• **What is expected**
In the entries below, find the lines with the word "Export" and copy them.

• **Information supplied**
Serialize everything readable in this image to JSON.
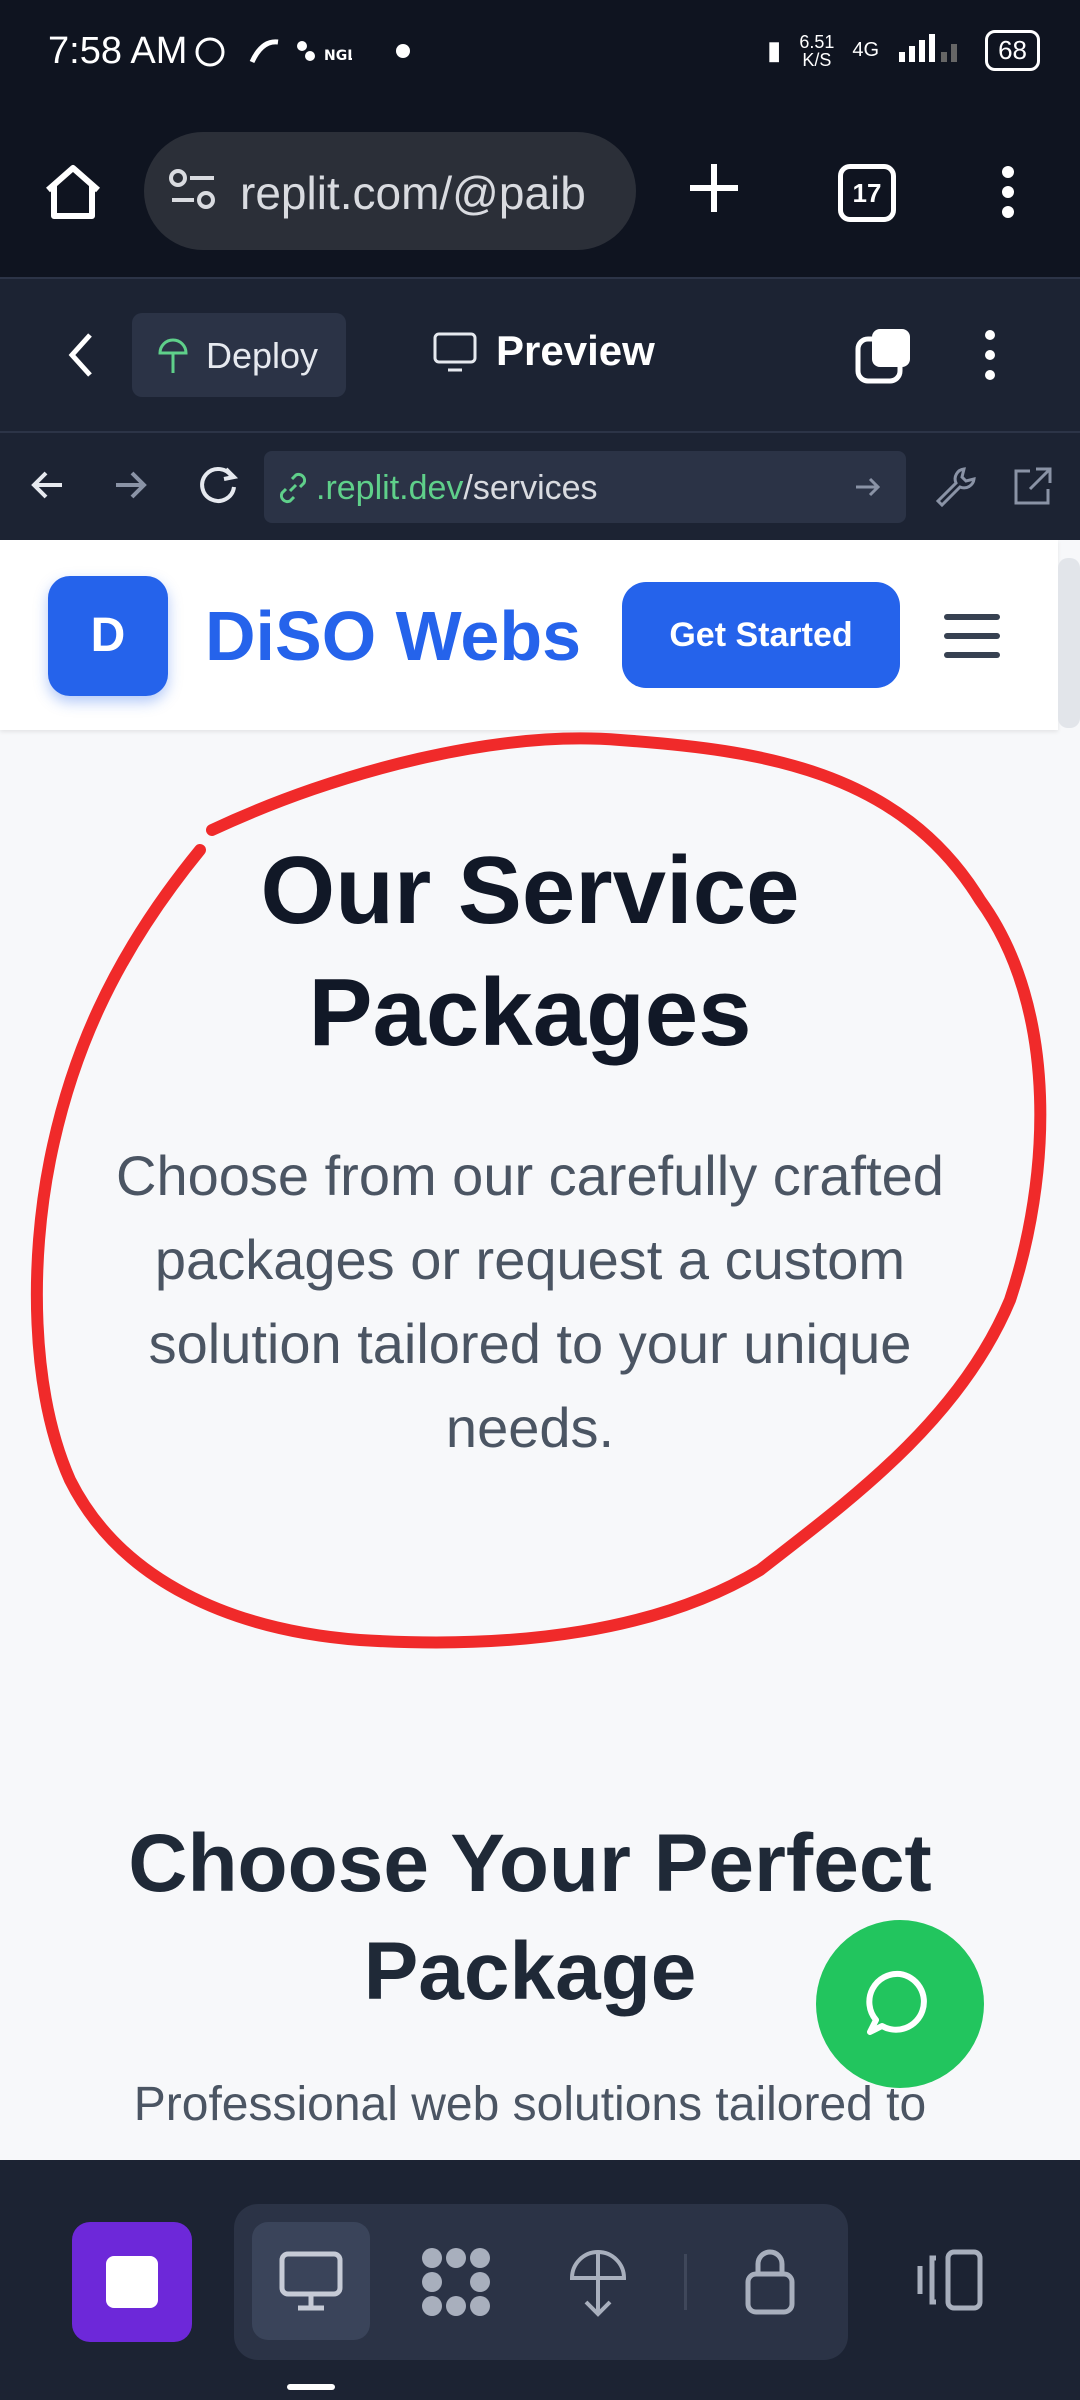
{
  "status_bar": {
    "time": "7:58 AM",
    "net_speed": "6.51",
    "net_unit": "K/S",
    "network": "4G",
    "battery": "68"
  },
  "browser": {
    "url": "replit.com/@paib",
    "tab_count": "17"
  },
  "replit_toolbar": {
    "deploy_label": "Deploy",
    "preview_label": "Preview"
  },
  "webview_address": {
    "domain": ".replit.dev",
    "path": "/services"
  },
  "site": {
    "logo_letter": "D",
    "brand": "DiSO Webs",
    "cta_label": "Get Started",
    "hero_title": "Our Service Packages",
    "hero_text": "Choose from our carefully crafted packages or request a custom solution tailored to your unique needs.",
    "section_title": "Choose Your Perfect Package",
    "section_text": "Professional web solutions tailored to"
  },
  "colors": {
    "brand_blue": "#2563eb",
    "annotation_red": "#f02a2a",
    "whatsapp_green": "#22c55e",
    "stop_purple": "#6d28d9"
  },
  "icons": [
    "home-icon",
    "site-settings-icon",
    "new-tab-icon",
    "tabs-icon",
    "more-icon",
    "back-icon",
    "deploy-icon",
    "monitor-icon",
    "copy-icon",
    "forward-icon",
    "reload-icon",
    "link-icon",
    "go-icon",
    "wrench-icon",
    "external-icon",
    "menu-icon",
    "chat-icon",
    "stop-icon",
    "workflow-icon",
    "network-icon",
    "lock-icon",
    "panel-icon"
  ]
}
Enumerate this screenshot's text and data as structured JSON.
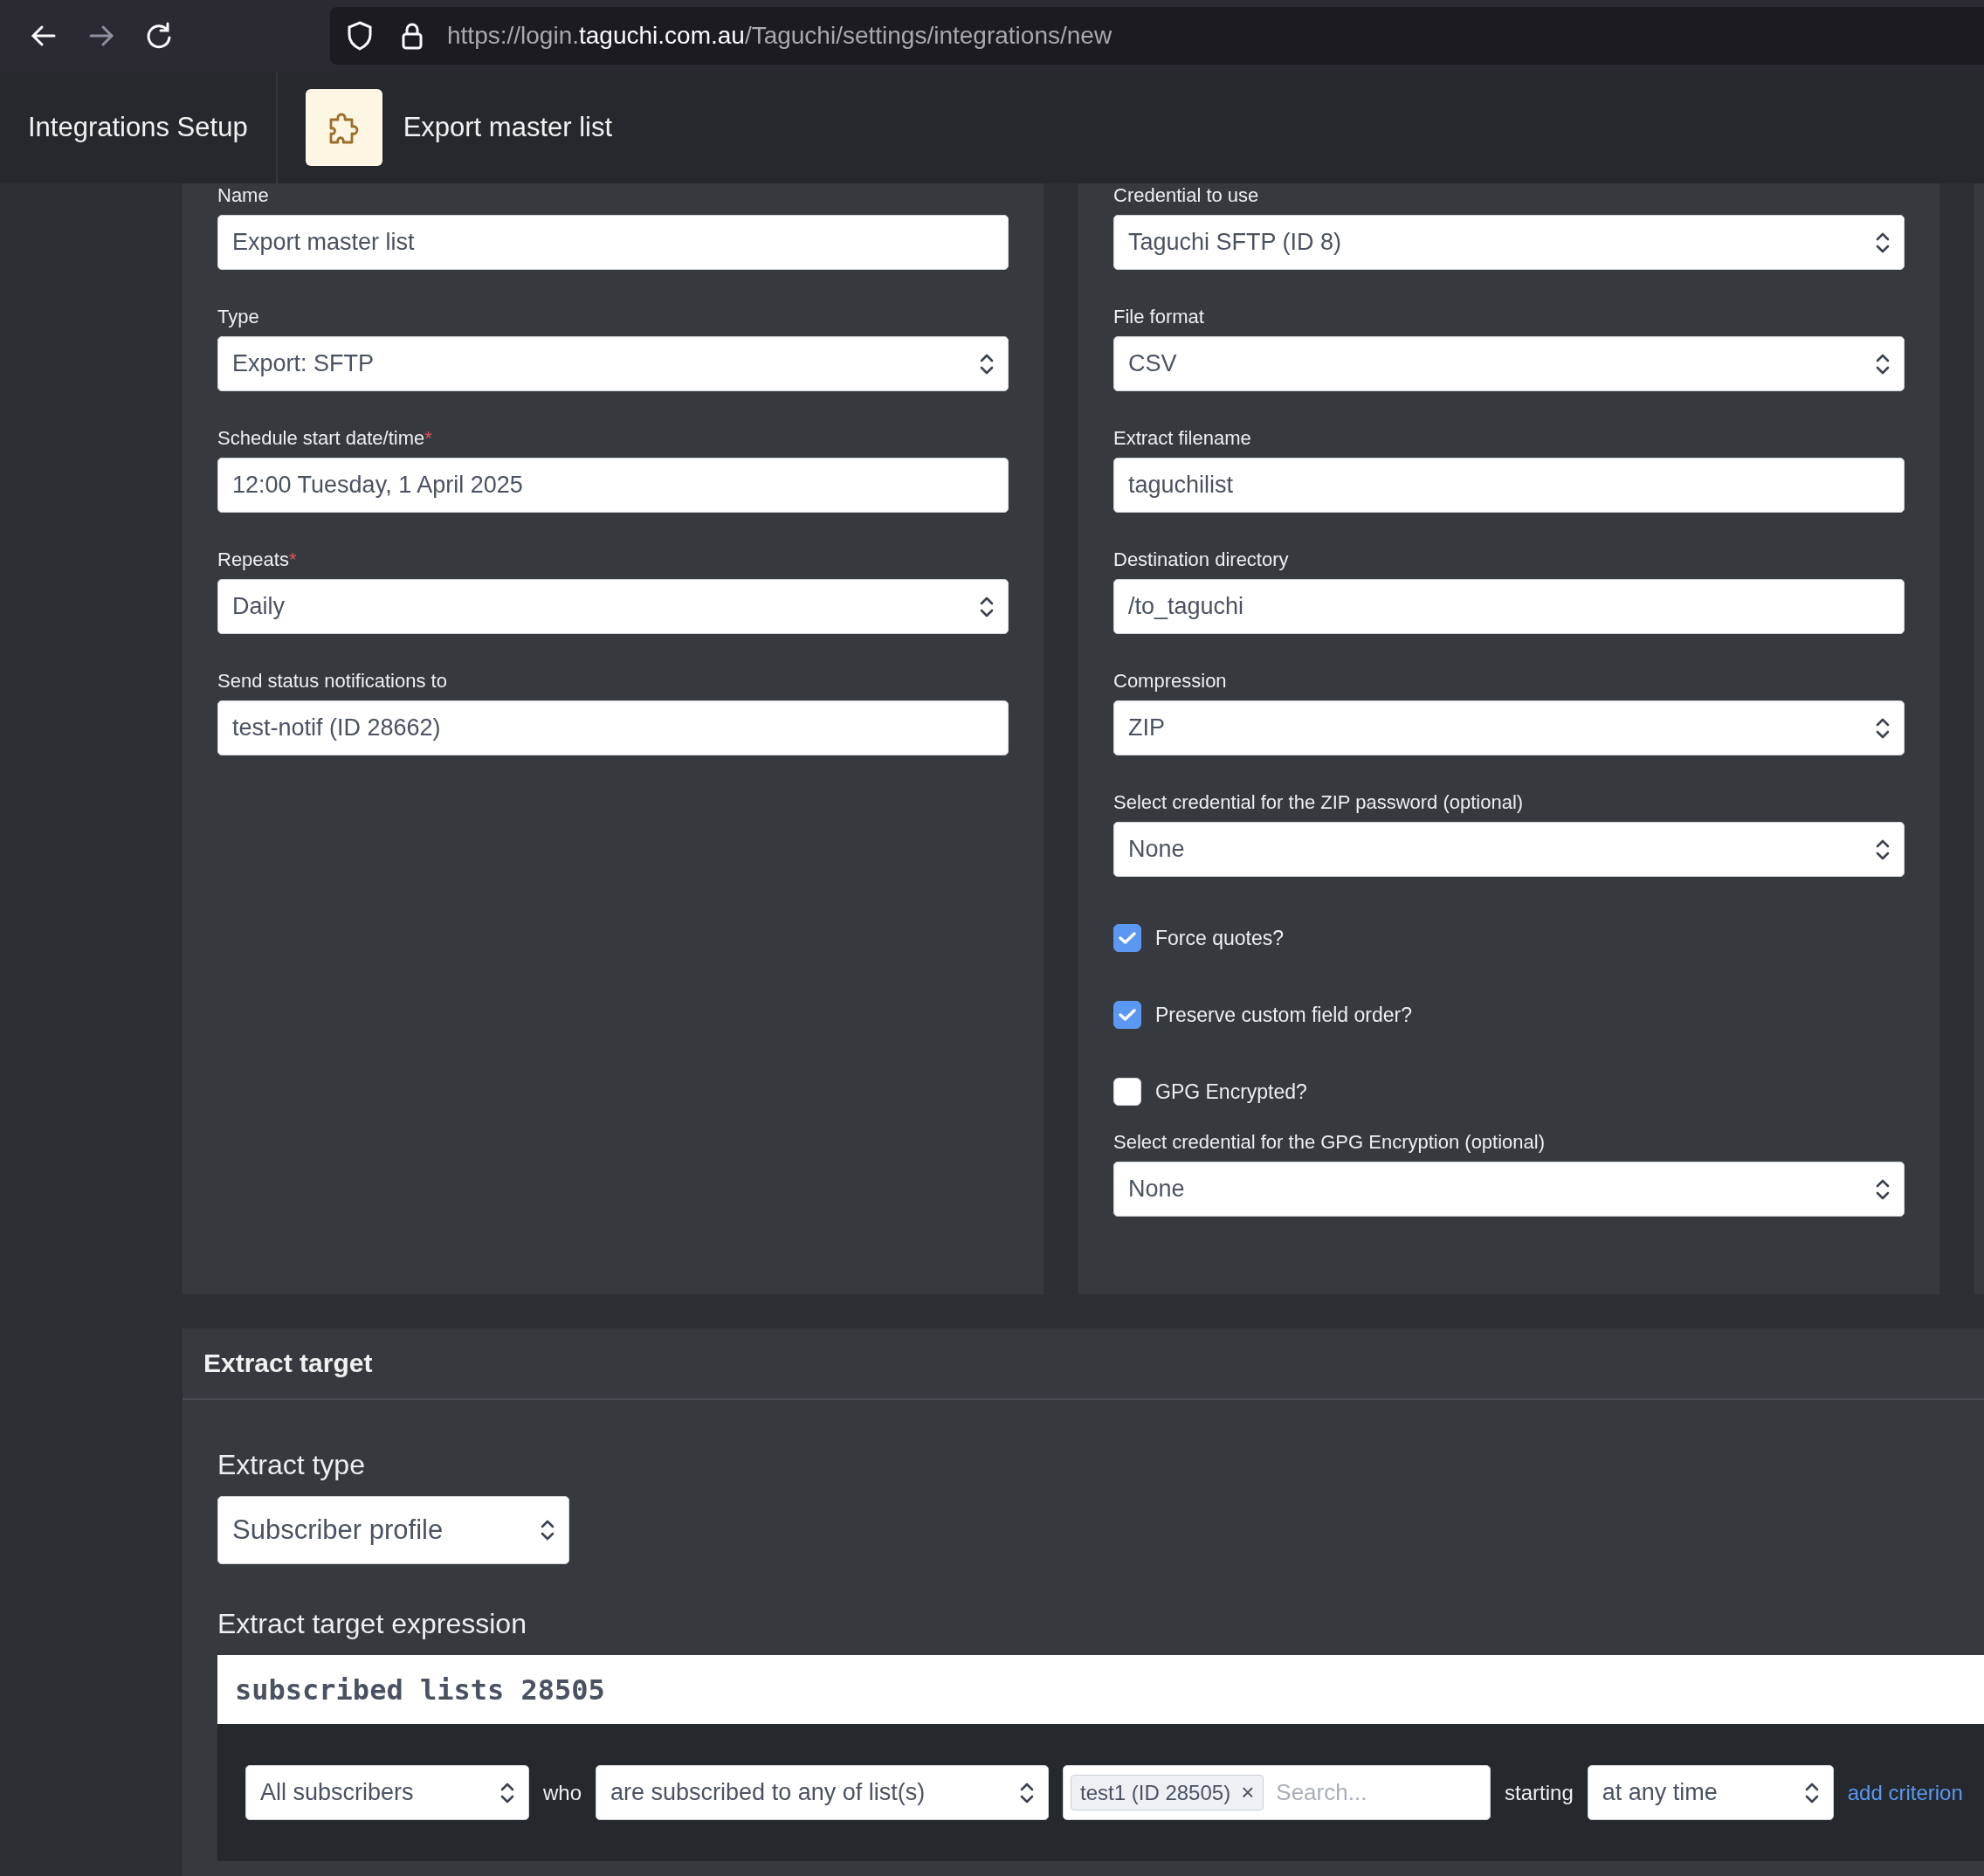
{
  "browser": {
    "url": "https://login.**taguchi.com.au**/Taguchi/settings/integrations/new"
  },
  "header": {
    "section_title": "Integrations Setup",
    "page_title": "Export master list"
  },
  "left_fields": [
    {
      "kind": "text",
      "label": "Name",
      "value": "Export master list"
    },
    {
      "kind": "select",
      "label": "Type",
      "value": "Export: SFTP"
    },
    {
      "kind": "text",
      "label": "Schedule start date/time",
      "required_mark": "*",
      "value": "12:00 Tuesday, 1 April 2025"
    },
    {
      "kind": "select",
      "label": "Repeats",
      "required_mark": "*",
      "value": "Daily"
    },
    {
      "kind": "text",
      "label": "Send status notifications to",
      "value": "test-notif (ID 28662)"
    }
  ],
  "right_fields": [
    {
      "kind": "select",
      "label": "Credential to use",
      "value": "Taguchi SFTP (ID 8)"
    },
    {
      "kind": "select",
      "label": "File format",
      "value": "CSV"
    },
    {
      "kind": "text",
      "label": "Extract filename",
      "value": "taguchilist"
    },
    {
      "kind": "text",
      "label": "Destination directory",
      "value": "/to_taguchi"
    },
    {
      "kind": "select",
      "label": "Compression",
      "value": "ZIP"
    },
    {
      "kind": "select",
      "label": "Select credential for the ZIP password (optional)",
      "value": "None"
    },
    {
      "kind": "checkbox",
      "label": "Force quotes?",
      "checked": true
    },
    {
      "kind": "checkbox",
      "label": "Preserve custom field order?",
      "checked": true
    },
    {
      "kind": "checkbox",
      "label": "GPG Encrypted?",
      "checked": false
    },
    {
      "kind": "select",
      "label": "Select credential for the GPG Encryption (optional)",
      "value": "None"
    }
  ],
  "extract_target": {
    "title": "Extract target",
    "type_label": "Extract type",
    "type_value": "Subscriber profile",
    "expression_label": "Extract target expression",
    "expression": "subscribed lists 28505",
    "criterion": {
      "subject": "All subscribers",
      "who": "who",
      "condition": "are subscribed to any of list(s)",
      "tags": [
        "test1 (ID 28505)"
      ],
      "tag_remove": "×",
      "search_placeholder": "Search...",
      "starting": "starting",
      "time": "at any time",
      "add_link": "add criterion"
    }
  }
}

• **Task answer**
    "page_title": "Export master list"
      "value": "Export master list"
      "value": "Export: SFTP"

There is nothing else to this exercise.